# Given problem
Reproduce every line of the records below word for word, leaving out the pictures.

# Given data
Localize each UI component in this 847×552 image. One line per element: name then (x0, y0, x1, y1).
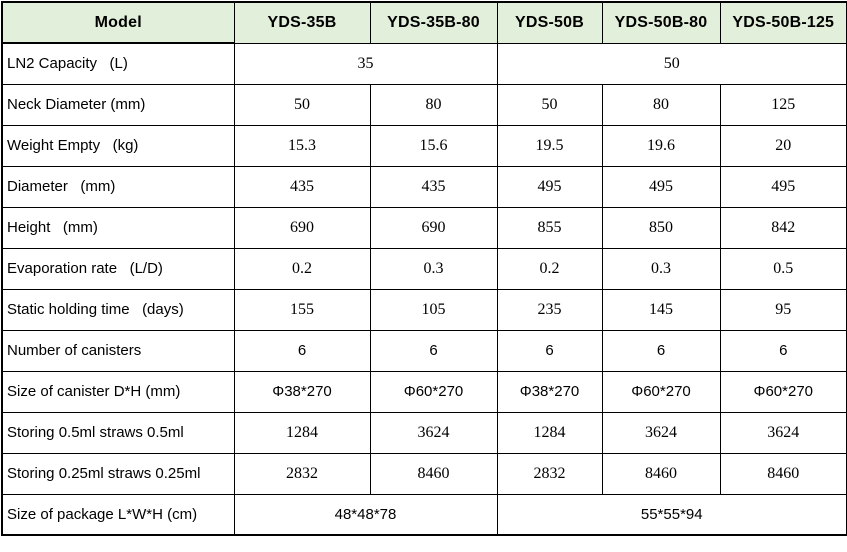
header-cell-yds-50b-125: YDS-50B-125 (719, 1, 847, 44)
value-cell: 145 (601, 288, 721, 331)
value-cell: 80 (601, 83, 721, 126)
table-row: Evaporation rate (L/D) 0.2 0.3 0.2 0.3 0.5 (1, 247, 847, 290)
row-label: Static holding time (days) (1, 288, 235, 331)
header-cell-yds-50b-80: YDS-50B-80 (601, 1, 721, 44)
spec-table: Model YDS-35B YDS-35B-80 YDS-50B YDS-50B-80 Y… (1, 1, 847, 536)
value-cell: 690 (369, 206, 498, 249)
value-cell: Φ38*270 (233, 370, 371, 413)
value-cell: 855 (496, 206, 603, 249)
row-label: Storing 0.5ml straws 0.5ml (1, 411, 235, 454)
value-cell: 435 (369, 165, 498, 208)
value-cell: 3624 (719, 411, 847, 454)
value-cell: 125 (719, 83, 847, 126)
value-cell: 495 (601, 165, 721, 208)
value-cell: 0.3 (601, 247, 721, 290)
header-row: Model YDS-35B YDS-35B-80 YDS-50B YDS-50B-80 Y… (1, 1, 847, 44)
value-cell: 95 (719, 288, 847, 331)
value-cell: Φ38*270 (496, 370, 603, 413)
table-row: Storing 0.25ml straws 0.25ml 2832 8460 2832… (1, 452, 847, 495)
row-label: Neck Diameter (mm) (1, 83, 235, 126)
table-body: LN2 Capacity (L) 35 50 Neck Diameter (mm) 50… (1, 42, 847, 536)
value-cell: 20 (719, 124, 847, 167)
row-label: Diameter (mm) (1, 165, 235, 208)
value-cell: 50 (496, 42, 847, 85)
value-cell: 2832 (496, 452, 603, 495)
value-cell: 435 (233, 165, 371, 208)
value-cell: 3624 (369, 411, 498, 454)
row-label: Height (mm) (1, 206, 235, 249)
value-cell: 8460 (369, 452, 498, 495)
row-label: Size of canister D*H (mm) (1, 370, 235, 413)
table-row: Size of canister D*H (mm) Φ38*270 Φ60*270 Φ… (1, 370, 847, 413)
value-cell: Φ60*270 (369, 370, 498, 413)
value-cell: 8460 (601, 452, 721, 495)
value-cell: 0.3 (369, 247, 498, 290)
table-row: Weight Empty (kg) 15.3 15.6 19.5 19.6 20 (1, 124, 847, 167)
value-cell: 842 (719, 206, 847, 249)
row-label: Number of canisters (1, 329, 235, 372)
value-cell: 105 (369, 288, 498, 331)
value-cell: Φ60*270 (601, 370, 721, 413)
value-cell: 0.5 (719, 247, 847, 290)
value-cell: 235 (496, 288, 603, 331)
row-label: Storing 0.25ml straws 0.25ml (1, 452, 235, 495)
value-cell: 15.6 (369, 124, 498, 167)
table-row: Size of package L*W*H (cm) 48*48*78 55*55*… (1, 493, 847, 536)
value-cell: Φ60*270 (719, 370, 847, 413)
header-cell-yds-35b-80: YDS-35B-80 (369, 1, 498, 44)
row-label: Size of package L*W*H (cm) (1, 493, 235, 536)
table-row: Neck Diameter (mm) 50 80 50 80 125 (1, 83, 847, 126)
value-cell: 1284 (233, 411, 371, 454)
row-label: Evaporation rate (L/D) (1, 247, 235, 290)
value-cell: 80 (369, 83, 498, 126)
value-cell: 2832 (233, 452, 371, 495)
header-cell-yds-50b: YDS-50B (496, 1, 603, 44)
row-label: Weight Empty (kg) (1, 124, 235, 167)
value-cell: 495 (496, 165, 603, 208)
value-cell: 48*48*78 (233, 493, 498, 536)
value-cell: 50 (233, 83, 371, 126)
value-cell: 1284 (496, 411, 603, 454)
value-cell: 0.2 (233, 247, 371, 290)
table-row: Height (mm) 690 690 855 850 842 (1, 206, 847, 249)
value-cell: 6 (601, 329, 721, 372)
table-row: Static holding time (days) 155 105 235 145 95 (1, 288, 847, 331)
value-cell: 19.5 (496, 124, 603, 167)
value-cell: 6 (233, 329, 371, 372)
value-cell: 35 (233, 42, 498, 85)
value-cell: 6 (496, 329, 603, 372)
table-row: Number of canisters 6 6 6 6 6 (1, 329, 847, 372)
value-cell: 690 (233, 206, 371, 249)
value-cell: 3624 (601, 411, 721, 454)
value-cell: 50 (496, 83, 603, 126)
value-cell: 19.6 (601, 124, 721, 167)
value-cell: 850 (601, 206, 721, 249)
value-cell: 8460 (719, 452, 847, 495)
header-cell-model: Model (1, 1, 235, 44)
table-row: LN2 Capacity (L) 35 50 (1, 42, 847, 85)
value-cell: 6 (719, 329, 847, 372)
value-cell: 155 (233, 288, 371, 331)
value-cell: 6 (369, 329, 498, 372)
value-cell: 55*55*94 (496, 493, 847, 536)
value-cell: 15.3 (233, 124, 371, 167)
row-label: LN2 Capacity (L) (1, 42, 235, 85)
table-row: Diameter (mm) 435 435 495 495 495 (1, 165, 847, 208)
value-cell: 495 (719, 165, 847, 208)
page: Model YDS-35B YDS-35B-80 YDS-50B YDS-50B-80 Y… (1, 1, 847, 536)
value-cell: 0.2 (496, 247, 603, 290)
header-cell-yds-35b: YDS-35B (233, 1, 371, 44)
table-row: Storing 0.5ml straws 0.5ml 1284 3624 1284 36… (1, 411, 847, 454)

# Answer to this exercise
Localize each UI component in this 847×552 image. One line per element: name then (x0, y0, x1, y1).
header-cell-yds-50b-125: YDS-50B-125 (719, 1, 847, 44)
value-cell: 145 (601, 288, 721, 331)
value-cell: 80 (601, 83, 721, 126)
table-row: Evaporation rate (L/D) 0.2 0.3 0.2 0.3 0.5 (1, 247, 847, 290)
row-label: Static holding time (days) (1, 288, 235, 331)
header-cell-yds-50b-80: YDS-50B-80 (601, 1, 721, 44)
spec-table: Model YDS-35B YDS-35B-80 YDS-50B YDS-50B-80 Y… (1, 1, 847, 536)
value-cell: 690 (369, 206, 498, 249)
value-cell: Φ38*270 (233, 370, 371, 413)
value-cell: 855 (496, 206, 603, 249)
row-label: Storing 0.5ml straws 0.5ml (1, 411, 235, 454)
value-cell: 435 (369, 165, 498, 208)
value-cell: 3624 (719, 411, 847, 454)
value-cell: 125 (719, 83, 847, 126)
value-cell: 495 (601, 165, 721, 208)
value-cell: 0.3 (601, 247, 721, 290)
header-row: Model YDS-35B YDS-35B-80 YDS-50B YDS-50B-80 Y… (1, 1, 847, 44)
value-cell: 95 (719, 288, 847, 331)
value-cell: Φ38*270 (496, 370, 603, 413)
table-row: Storing 0.25ml straws 0.25ml 2832 8460 2832… (1, 452, 847, 495)
row-label: Neck Diameter (mm) (1, 83, 235, 126)
table-body: LN2 Capacity (L) 35 50 Neck Diameter (mm) 50… (1, 42, 847, 536)
value-cell: 20 (719, 124, 847, 167)
row-label: Diameter (mm) (1, 165, 235, 208)
value-cell: 50 (496, 42, 847, 85)
value-cell: 2832 (496, 452, 603, 495)
value-cell: 435 (233, 165, 371, 208)
value-cell: 3624 (369, 411, 498, 454)
row-label: Height (mm) (1, 206, 235, 249)
value-cell: 8460 (369, 452, 498, 495)
row-label: Size of canister D*H (mm) (1, 370, 235, 413)
table-row: Size of canister D*H (mm) Φ38*270 Φ60*270 Φ… (1, 370, 847, 413)
value-cell: Φ60*270 (369, 370, 498, 413)
value-cell: 8460 (601, 452, 721, 495)
value-cell: 0.3 (369, 247, 498, 290)
table-row: Weight Empty (kg) 15.3 15.6 19.5 19.6 20 (1, 124, 847, 167)
value-cell: 842 (719, 206, 847, 249)
row-label: Number of canisters (1, 329, 235, 372)
value-cell: 105 (369, 288, 498, 331)
value-cell: Φ60*270 (601, 370, 721, 413)
value-cell: 0.5 (719, 247, 847, 290)
value-cell: 235 (496, 288, 603, 331)
row-label: Storing 0.25ml straws 0.25ml (1, 452, 235, 495)
value-cell: 15.6 (369, 124, 498, 167)
table-row: Size of package L*W*H (cm) 48*48*78 55*55*… (1, 493, 847, 536)
value-cell: Φ60*270 (719, 370, 847, 413)
header-cell-yds-35b-80: YDS-35B-80 (369, 1, 498, 44)
row-label: Size of package L*W*H (cm) (1, 493, 235, 536)
table-row: Neck Diameter (mm) 50 80 50 80 125 (1, 83, 847, 126)
value-cell: 1284 (233, 411, 371, 454)
row-label: Evaporation rate (L/D) (1, 247, 235, 290)
value-cell: 80 (369, 83, 498, 126)
value-cell: 2832 (233, 452, 371, 495)
header-cell-yds-50b: YDS-50B (496, 1, 603, 44)
row-label: Weight Empty (kg) (1, 124, 235, 167)
value-cell: 495 (496, 165, 603, 208)
value-cell: 48*48*78 (233, 493, 498, 536)
value-cell: 50 (233, 83, 371, 126)
value-cell: 1284 (496, 411, 603, 454)
value-cell: 0.2 (233, 247, 371, 290)
table-row: Height (mm) 690 690 855 850 842 (1, 206, 847, 249)
value-cell: 6 (601, 329, 721, 372)
table-row: Static holding time (days) 155 105 235 145 95 (1, 288, 847, 331)
value-cell: 19.5 (496, 124, 603, 167)
value-cell: 6 (233, 329, 371, 372)
value-cell: 35 (233, 42, 498, 85)
value-cell: 6 (496, 329, 603, 372)
table-row: Number of canisters 6 6 6 6 6 (1, 329, 847, 372)
value-cell: 690 (233, 206, 371, 249)
value-cell: 3624 (601, 411, 721, 454)
value-cell: 50 (496, 83, 603, 126)
value-cell: 19.6 (601, 124, 721, 167)
value-cell: 850 (601, 206, 721, 249)
value-cell: 8460 (719, 452, 847, 495)
header-cell-model: Model (1, 1, 235, 44)
table-row: LN2 Capacity (L) 35 50 (1, 42, 847, 85)
value-cell: 6 (719, 329, 847, 372)
value-cell: 155 (233, 288, 371, 331)
value-cell: 6 (369, 329, 498, 372)
value-cell: 55*55*94 (496, 493, 847, 536)
value-cell: 15.3 (233, 124, 371, 167)
row-label: LN2 Capacity (L) (1, 42, 235, 85)
table-row: Diameter (mm) 435 435 495 495 495 (1, 165, 847, 208)
value-cell: 495 (719, 165, 847, 208)
page: Model YDS-35B YDS-35B-80 YDS-50B YDS-50B-80 Y… (1, 1, 847, 536)
value-cell: 0.2 (496, 247, 603, 290)
header-cell-yds-35b: YDS-35B (233, 1, 371, 44)
table-row: Storing 0.5ml straws 0.5ml 1284 3624 1284 36… (1, 411, 847, 454)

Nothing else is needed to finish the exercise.